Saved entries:

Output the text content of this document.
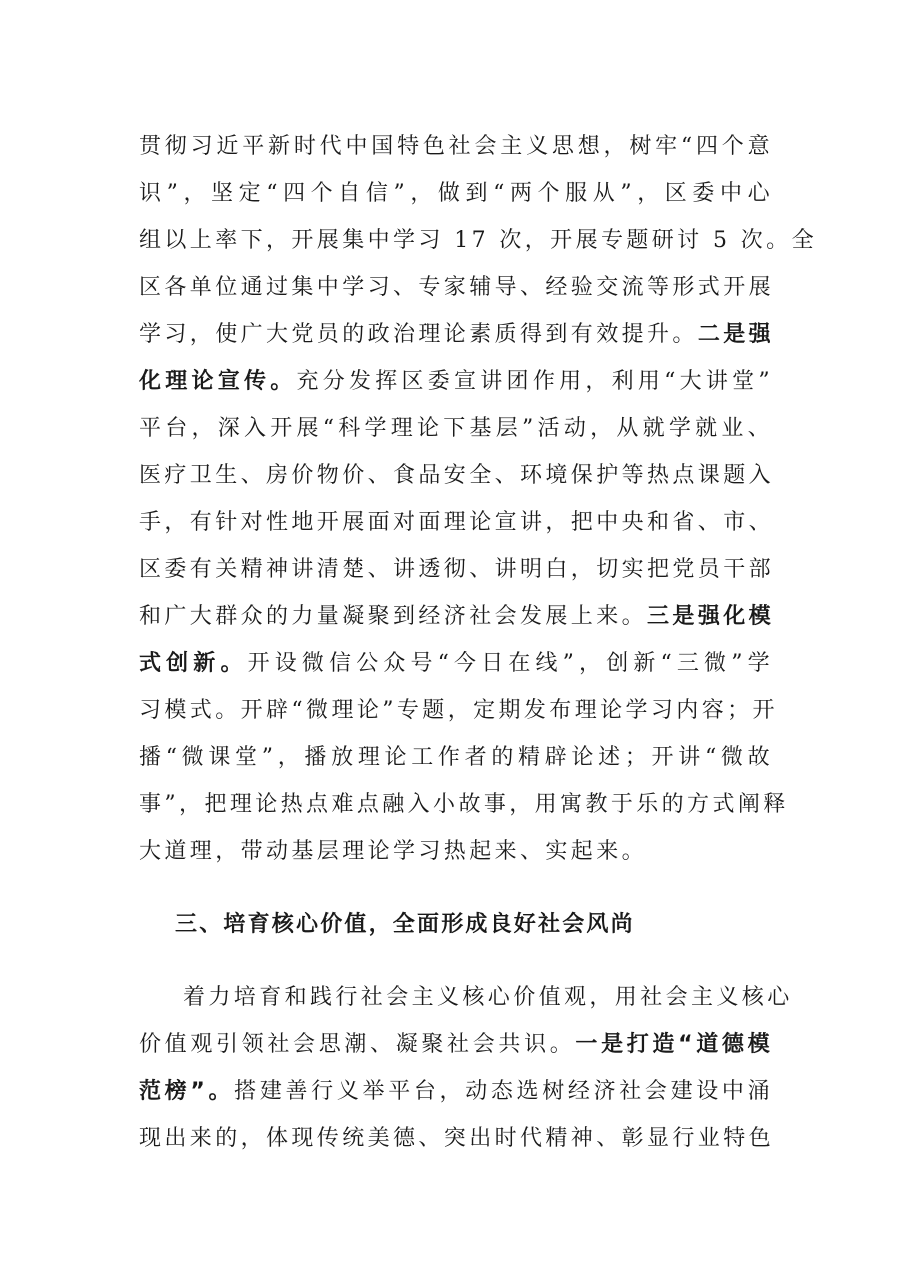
贯彻习近平新时代中国特色社会主义思想，树牢“四个意
识”，坚定“四个自信”，做到“两个服从”，区委中心
组以上率下，开展集中学习 17 次，开展专题研讨 5 次。全
区各单位通过集中学习、专家辅导、经验交流等形式开展
学习，使广大党员的政治理论素质得到有效提升。二是强
化理论宣传。充分发挥区委宣讲团作用，利用“大讲堂”
平台，深入开展“科学理论下基层”活动，从就学就业、
医疗卫生、房价物价、食品安全、环境保护等热点课题入
手，有针对性地开展面对面理论宣讲，把中央和省、市、
区委有关精神讲清楚、讲透彻、讲明白，切实把党员干部
和广大群众的力量凝聚到经济社会发展上来。三是强化模
式创新。开设微信公众号“今日在线”，创新“三微”学
习模式。开辟“微理论”专题，定期发布理论学习内容；开
播“微课堂”，播放理论工作者的精辟论述；开讲“微故
事”，把理论热点难点融入小故事，用寓教于乐的方式阐释
大道理，带动基层理论学习热起来、实起来。
三、培育核心价值，全面形成良好社会风尚
着力培育和践行社会主义核心价值观，用社会主义核心
价值观引领社会思潮、凝聚社会共识。一是打造“道德模
范榜”。搭建善行义举平台，动态选树经济社会建设中涌
现出来的，体现传统美德、突出时代精神、彰显行业特色
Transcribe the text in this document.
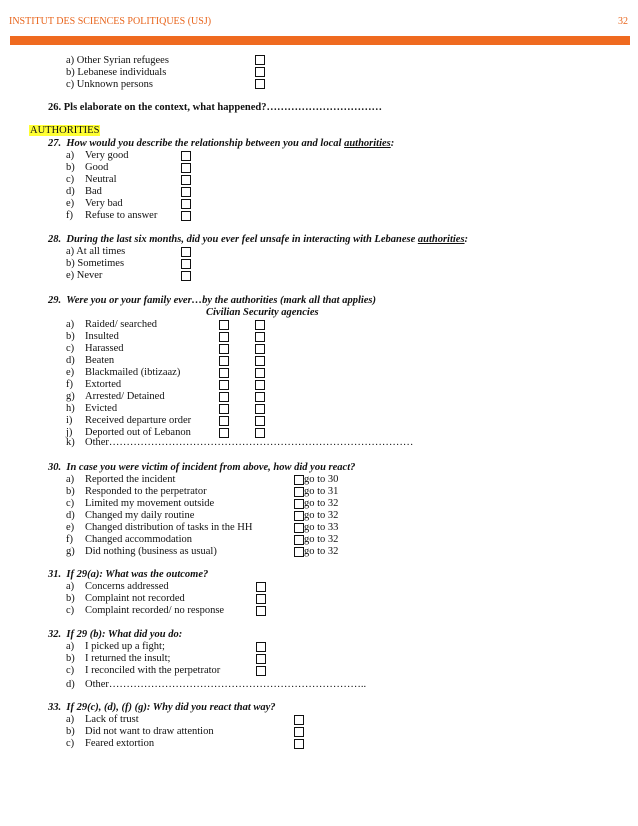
INSTITUT DES SCIENCES POLITIQUES (USJ)	32
a) Other Syrian refugees
b) Lebanese individuals
c) Unknown persons
26. Pls elaborate on the context, what happened?……………………………
AUTHORITIES
27. How would you describe the relationship between you and local authorities:
a) Very good
b) Good
c) Neutral
d) Bad
e) Very bad
f) Refuse to answer
28. During the last six months, did you ever feel unsafe in interacting with Lebanese authorities:
a) At all times
b) Sometimes
e) Never
29. Were you or your family ever…by the authorities (mark all that applies)
Civilian Security agencies
a) Raided/ searched
b) Insulted
c) Harassed
d) Beaten
e) Blackmailed (ibtizaaz)
f) Extorted
g) Arrested/ Detained
h) Evicted
i) Received departure order
j) Deported out of Lebanon
k) Other……………………………………………………………………………
30. In case you were victim of incident from above, how did you react?
a) Reported the incident	go to 30
b) Responded to the perpetrator	go to 31
c) Limited my movement outside	go to 32
d) Changed my daily routine	go to 32
e) Changed distribution of tasks in the HH	go to 33
f) Changed accommodation	go to 32
g) Did nothing (business as usual)	go to 32
31. If 29(a): What was the outcome?
a) Concerns addressed
b) Complaint not recorded
c) Complaint recorded/ no response
32. If 29 (b): What did you do:
a) I picked up a fight;
b) I returned the insult;
c) I reconciled with the perpetrator
d) Other………………………………………………………………..
33. If 29(c), (d), (f) (g): Why did you react that way?
a) Lack of trust
b) Did not want to draw attention
c) Feared extortion
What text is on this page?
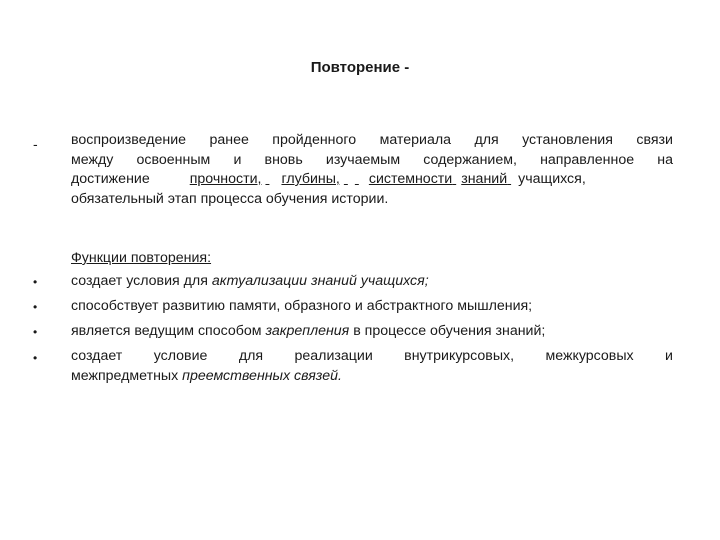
Повторение -
- воспроизведение ранее пройденного материала для установления связи
между освоенным и вновь изучаемым содержанием, направленное на
достижение	прочности, глубины, системности знаний учащихся,
обязательный этап процесса обучения истории.
Функции повторения:
•
•
•
•
создает условия для актуализации знаний учащихся;
способствует развитию памяти, образного и абстрактного мышления;
является ведущим способом закрепления в процессе обучения знаний;
создает условие для реализации внутрикурсовых, межкурсовых и
межпредметных преемственных связей.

» What the task requires: Copy out every line from the records that has the word "Complaint".

» Exercise result:
b) Complaint not recorded
c) Complaint recorded/ no response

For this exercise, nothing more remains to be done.